#### Entries supplied

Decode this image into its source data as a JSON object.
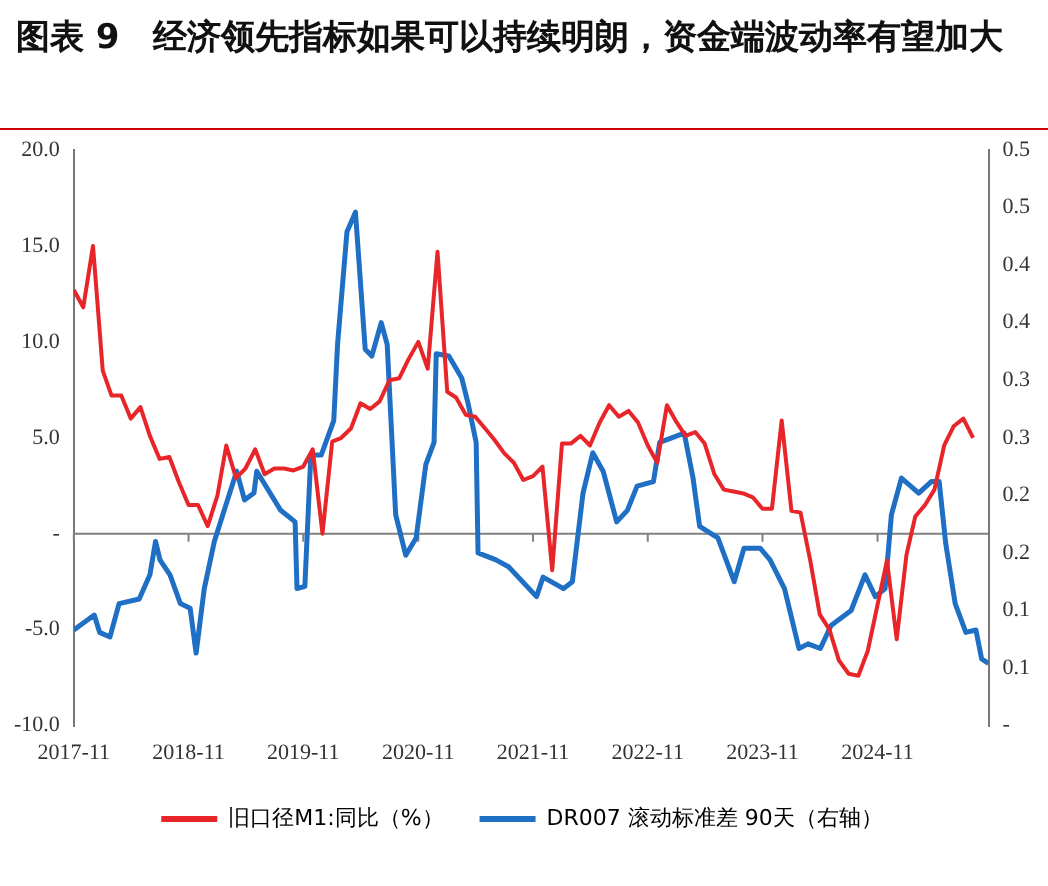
{
  "chart_data": {
    "type": "line",
    "title": "图表 9　经济领先指标如果可以持续明朗，资金端波动率有望加大",
    "xlim": [
      "2017-11",
      "2025-10-20"
    ],
    "xticks": [
      "2017-11",
      "2018-11",
      "2019-11",
      "2020-11",
      "2021-11",
      "2022-11",
      "2023-11",
      "2024-11"
    ],
    "ylim": [
      -10,
      20
    ],
    "yticks": [
      {
        "value": -10,
        "label": "-10.0"
      },
      {
        "value": -5,
        "label": "-5.0"
      },
      {
        "value": 0,
        "label": "-"
      },
      {
        "value": 5,
        "label": "5.0"
      },
      {
        "value": 10,
        "label": "10.0"
      },
      {
        "value": 15,
        "label": "15.0"
      },
      {
        "value": 20,
        "label": "20.0"
      }
    ],
    "y2lim": [
      0,
      0.5
    ],
    "y2ticks": [
      {
        "value": 0,
        "label": "-"
      },
      {
        "value": 0.05,
        "label": "0.1"
      },
      {
        "value": 0.1,
        "label": "0.1"
      },
      {
        "value": 0.15,
        "label": "0.2"
      },
      {
        "value": 0.2,
        "label": "0.2"
      },
      {
        "value": 0.25,
        "label": "0.3"
      },
      {
        "value": 0.3,
        "label": "0.3"
      },
      {
        "value": 0.35,
        "label": "0.4"
      },
      {
        "value": 0.4,
        "label": "0.4"
      },
      {
        "value": 0.45,
        "label": "0.5"
      },
      {
        "value": 0.5,
        "label": "0.5"
      }
    ],
    "grid": false,
    "ref_lines": [
      {
        "axis": "y",
        "value": 0,
        "color": "#808080"
      }
    ],
    "legend": "bottom",
    "marker": "none",
    "line_style": "solid",
    "series": [
      {
        "name": "旧口径M1:同比（%）",
        "color": "#e8262a",
        "x": [
          "2017-11",
          "2017-12",
          "2018-01",
          "2018-02",
          "2018-03",
          "2018-04",
          "2018-05",
          "2018-06",
          "2018-07",
          "2018-08",
          "2018-09",
          "2018-10",
          "2018-11",
          "2018-12",
          "2019-01",
          "2019-02",
          "2019-03",
          "2019-04",
          "2019-05",
          "2019-06",
          "2019-07",
          "2019-08",
          "2019-09",
          "2019-10",
          "2019-11",
          "2019-12",
          "2020-01",
          "2020-02",
          "2020-03",
          "2020-04",
          "2020-05",
          "2020-06",
          "2020-07",
          "2020-08",
          "2020-09",
          "2020-10",
          "2020-11",
          "2020-12",
          "2021-01",
          "2021-02",
          "2021-03",
          "2021-04",
          "2021-05",
          "2021-06",
          "2021-07",
          "2021-08",
          "2021-09",
          "2021-10",
          "2021-11",
          "2021-12",
          "2022-01",
          "2022-02",
          "2022-03",
          "2022-04",
          "2022-05",
          "2022-06",
          "2022-07",
          "2022-08",
          "2022-09",
          "2022-10",
          "2022-11",
          "2022-12",
          "2023-01",
          "2023-02",
          "2023-03",
          "2023-04",
          "2023-05",
          "2023-06",
          "2023-07",
          "2023-08",
          "2023-09",
          "2023-10",
          "2023-11",
          "2023-12",
          "2024-01",
          "2024-02",
          "2024-03",
          "2024-04",
          "2024-05",
          "2024-06",
          "2024-07",
          "2024-08",
          "2024-09",
          "2024-10",
          "2024-11",
          "2024-12",
          "2025-01",
          "2025-02",
          "2025-03",
          "2025-04",
          "2025-05",
          "2025-06",
          "2025-07",
          "2025-08",
          "2025-09"
        ],
        "values": [
          12.7,
          11.8,
          15.0,
          8.5,
          7.2,
          7.2,
          6.0,
          6.6,
          5.1,
          3.9,
          4.0,
          2.7,
          1.5,
          1.5,
          0.4,
          2.0,
          4.6,
          2.9,
          3.4,
          4.4,
          3.1,
          3.4,
          3.4,
          3.3,
          3.5,
          4.4,
          0.0,
          4.8,
          5.0,
          5.5,
          6.8,
          6.5,
          6.9,
          8.0,
          8.1,
          9.1,
          10.0,
          8.6,
          14.7,
          7.4,
          7.1,
          6.2,
          6.1,
          5.5,
          4.9,
          4.2,
          3.7,
          2.8,
          3.0,
          3.5,
          -1.9,
          4.7,
          4.7,
          5.1,
          4.6,
          5.8,
          6.7,
          6.1,
          6.4,
          5.8,
          4.6,
          3.7,
          6.7,
          5.8,
          5.1,
          5.3,
          4.7,
          3.1,
          2.3,
          2.2,
          2.1,
          1.9,
          1.3,
          1.3,
          5.9,
          1.2,
          1.1,
          -1.4,
          -4.2,
          -5.0,
          -6.6,
          -7.3,
          -7.4,
          -6.1,
          -3.7,
          -1.4,
          -5.5,
          -1.1,
          0.9,
          1.5,
          2.3,
          4.6,
          5.6,
          6.0,
          5.0
        ]
      },
      {
        "name": "DR007 滚动标准差 90天（右轴）",
        "color": "#1f6fc5",
        "axis": "y2",
        "x": [
          "2017-11-01",
          "2018-01-05",
          "2018-01-22",
          "2018-02-24",
          "2018-03-25",
          "2018-05-28",
          "2018-07-01",
          "2018-07-19",
          "2018-08-02",
          "2018-09-03",
          "2018-10-06",
          "2018-11-06",
          "2018-11-25",
          "2018-12-21",
          "2019-01-22",
          "2019-04-03",
          "2019-04-28",
          "2019-05-28",
          "2019-06-06",
          "2019-08-21",
          "2019-10-06",
          "2019-10-12",
          "2019-11-06",
          "2019-11-25",
          "2019-12-28",
          "2020-02-06",
          "2020-02-18",
          "2020-03-19",
          "2020-04-15",
          "2020-05-16",
          "2020-06-06",
          "2020-07-06",
          "2020-07-25",
          "2020-08-21",
          "2020-09-22",
          "2020-10-25",
          "2020-11-25",
          "2020-12-21",
          "2020-12-28",
          "2021-02-06",
          "2021-03-19",
          "2021-04-09",
          "2021-05-04",
          "2021-05-10",
          "2021-07-06",
          "2021-08-15",
          "2021-11-12",
          "2021-12-03",
          "2022-02-06",
          "2022-03-06",
          "2022-04-09",
          "2022-05-10",
          "2022-06-12",
          "2022-07-25",
          "2022-08-28",
          "2022-09-28",
          "2022-11-19",
          "2022-12-09",
          "2023-02-25",
          "2023-03-25",
          "2023-04-15",
          "2023-06-12",
          "2023-08-03",
          "2023-09-03",
          "2023-10-25",
          "2023-11-25",
          "2024-01-10",
          "2024-02-25",
          "2024-03-25",
          "2024-05-03",
          "2024-06-06",
          "2024-08-09",
          "2024-09-22",
          "2024-10-25",
          "2024-11-25",
          "2024-12-15",
          "2025-01-16",
          "2025-03-12",
          "2025-04-21",
          "2025-05-16",
          "2025-06-06",
          "2025-07-06",
          "2025-08-09",
          "2025-09-10",
          "2025-09-28",
          "2025-10-20"
        ],
        "values": [
          0.083,
          0.096,
          0.081,
          0.077,
          0.106,
          0.11,
          0.131,
          0.16,
          0.144,
          0.131,
          0.106,
          0.102,
          0.063,
          0.119,
          0.16,
          0.221,
          0.196,
          0.202,
          0.221,
          0.187,
          0.177,
          0.119,
          0.121,
          0.235,
          0.235,
          0.265,
          0.331,
          0.429,
          0.446,
          0.327,
          0.321,
          0.35,
          0.331,
          0.183,
          0.148,
          0.163,
          0.227,
          0.246,
          0.323,
          0.321,
          0.302,
          0.279,
          0.246,
          0.15,
          0.144,
          0.138,
          0.112,
          0.129,
          0.119,
          0.125,
          0.202,
          0.237,
          0.221,
          0.177,
          0.187,
          0.208,
          0.212,
          0.246,
          0.254,
          0.215,
          0.173,
          0.163,
          0.125,
          0.154,
          0.154,
          0.144,
          0.119,
          0.067,
          0.071,
          0.067,
          0.087,
          0.1,
          0.131,
          0.112,
          0.119,
          0.183,
          0.215,
          0.202,
          0.212,
          0.212,
          0.158,
          0.106,
          0.081,
          0.083,
          0.058,
          0.054
        ]
      }
    ]
  }
}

########

Look through the listing and extract every line with "color" in it.

        "color": "#808080"
        "color": "#e8262a",
        "color": "#1f6fc5",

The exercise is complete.